→ SHORT PROBLEM
Reproduce the part of the ordered n-tuples post below starting at "First we write" and ending at "ordered n-tuple (right?).".

→ PAGE TEXT
-- begin --
I'm reading the Terence Tao's Analysis book as I mentioned in my other question. The problem in the book says:

Problem

*My approach for the first part, was:

Let I be the set of all the natural numbers between 1 and n: $$ I:= \left \{ i \in N : 1 \leq i\leq n \right \} $$

(=>) So, if we assume that the both ordered n-tuple are equal: $$ \left (x_{i} \right)_{i\in I} = \left (y_{i} \right)_{i\in I} $$

As the two functions are equal (by hypothesis). So for each i in I, we have that both are equal (using the definition of equality of function given in previous chapter by the author). Therefore: $$ \left (\forall i \in I \right) \left ( x \left ( i \right)= y \left ( i \right) \right) $$

(<=) On the other hand, if we assume that: $$ \left (\forall i \in I \right) \left ( x_{i}= y_{i} \right) $$ As both function have the same domain and range that means both are equal: $$ \left (x_{i} \right)_{i\in I} = \left (y_{i} \right)_{i\in I} $$

*For the second part, I have some troubles but here is my approach:

First we write the Cartesian product as the author do:

$$ \prod_{i\in I} X_{i} := \left \{ \left (x_{i} \right )_{i \in I}:\left(\forall i \in I \right) \left (x_{i} \in X_{i} \right) \right \} $$

I form the set of all the functions from the set of natural numbers called I to a target set X, which I defined in the next way: $$ X^{I} \text{ where } X:= \bigcup_{i \in I} X_{i} $$

Then, using the axiom schema of specification we can form the set:

$$ g\in \left \{ f\in X^{I} : \left (\forall i \in I \right) \left (f \left ( i \right) \in X_{i} \right) \right \} \leftrightarrow \\ \left(\text{$g: I \rightarrow X$ is a mapping and } \left (\left (\forall i \in I \right) \left (f \left ( i \right) \in X_{i} \right) \right ) \right ) $$

So, using the definition given by the author only we need to show that g is onto which means that define an ordered n-tuple (right?).
-- end --
→ COLLECTED DATA
-- begin --
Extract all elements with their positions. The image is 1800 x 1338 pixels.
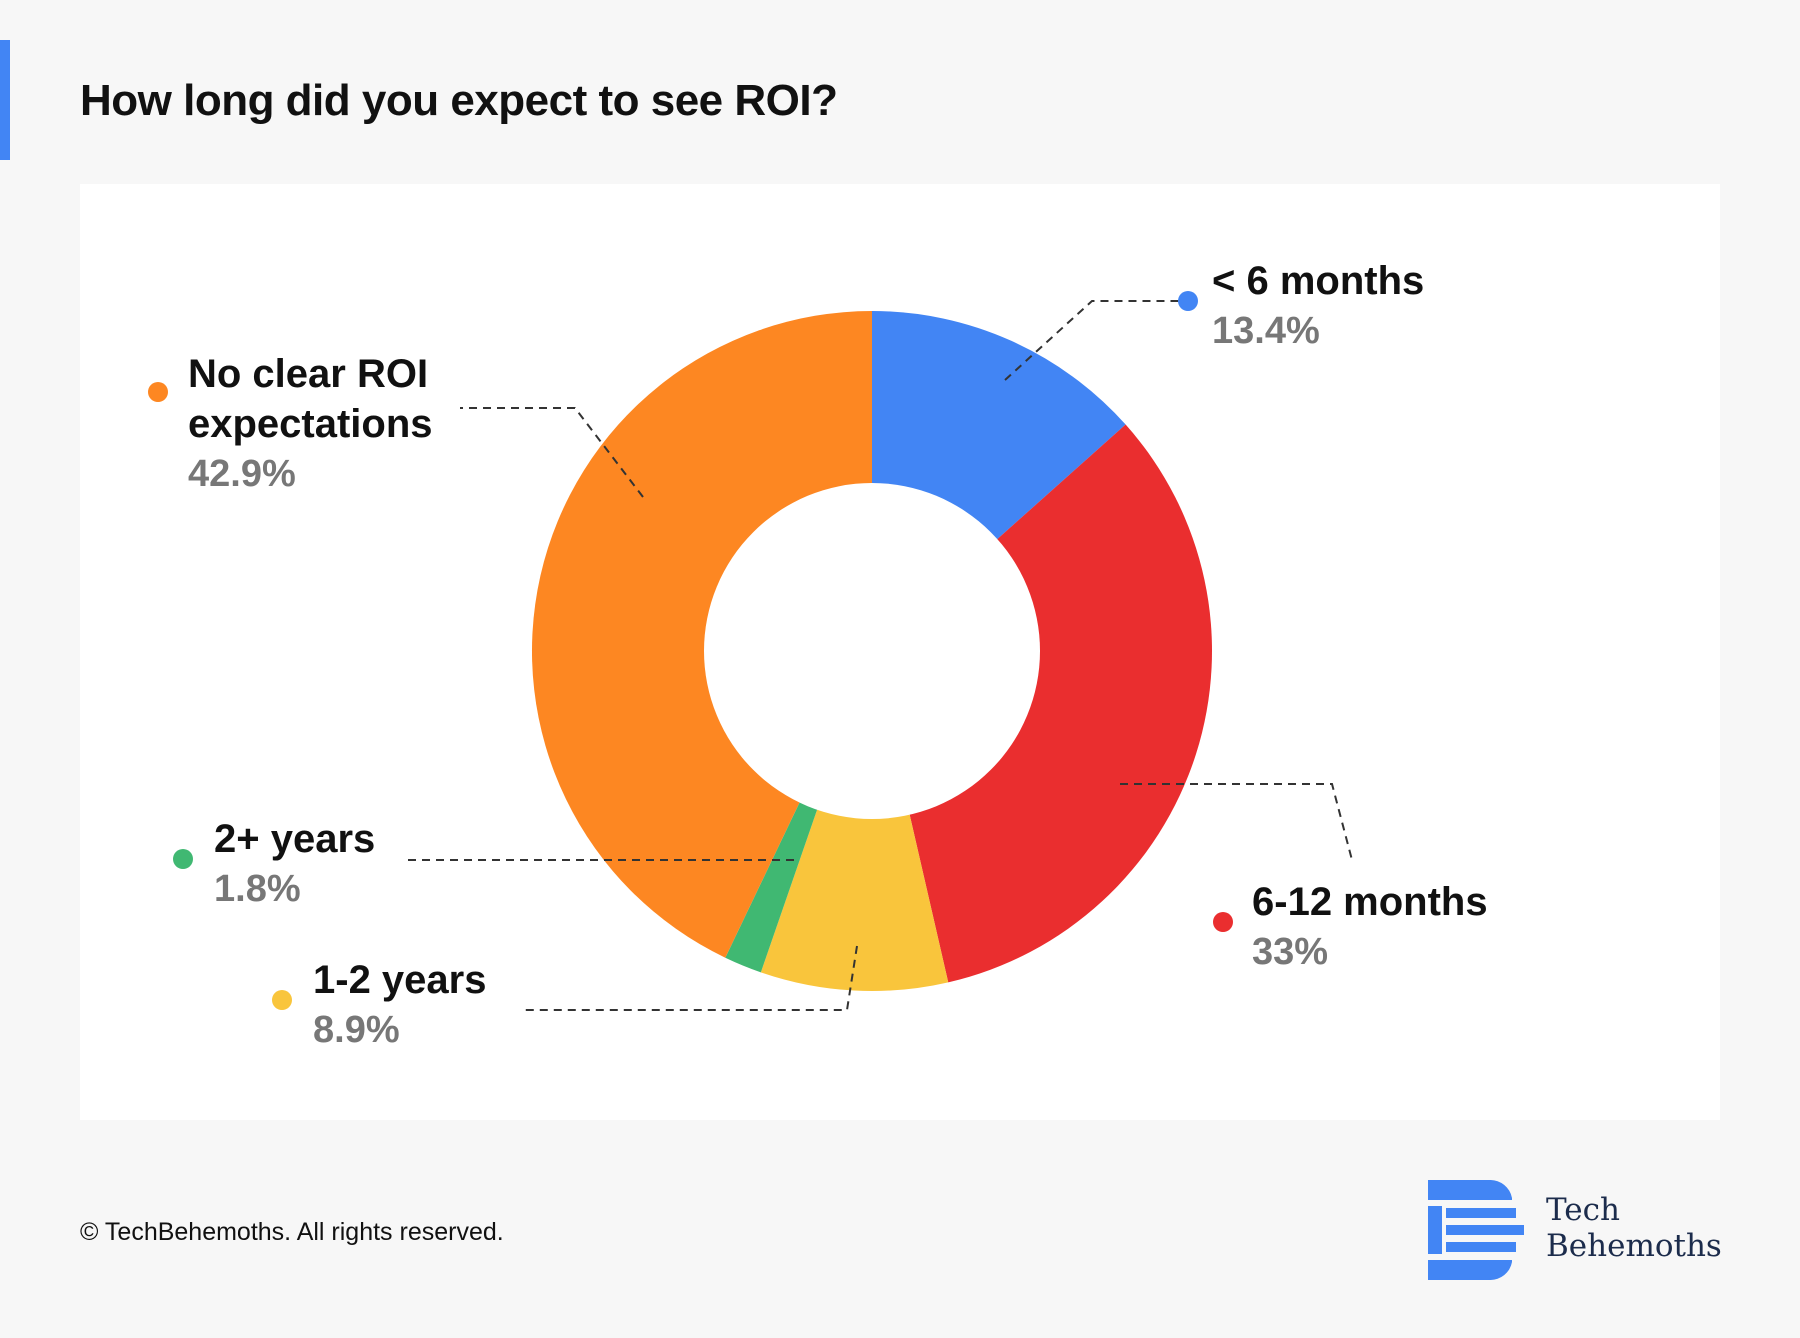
-- end --
→ RESPONSE TO THE EXERCISE
First we write the Cartesian product as the author do:

$$ \prod_{i\in I} X_{i} := \left \{ \left (x_{i} \right )_{i \in I}:\left(\forall i \in I \right) \left (x_{i} \in X_{i} \right) \right \} $$

I form the set of all the functions from the set of natural numbers called I to a target set X, which I defined in the next way: $$ X^{I} \text{ where } X:= \bigcup_{i \in I} X_{i} $$

Then, using the axiom schema of specification we can form the set:

$$ g\in \left \{ f\in X^{I} : \left (\forall i \in I \right) \left (f \left ( i \right) \in X_{i} \right) \right \} \leftrightarrow \\ \left(\text{$g: I \rightarrow X$ is a mapping and } \left (\left (\forall i \in I \right) \left (f \left ( i \right) \in X_{i} \right) \right ) \right ) $$

So, using the definition given by the author only we need to show that g is onto which means that define an ordered n-tuple (right?).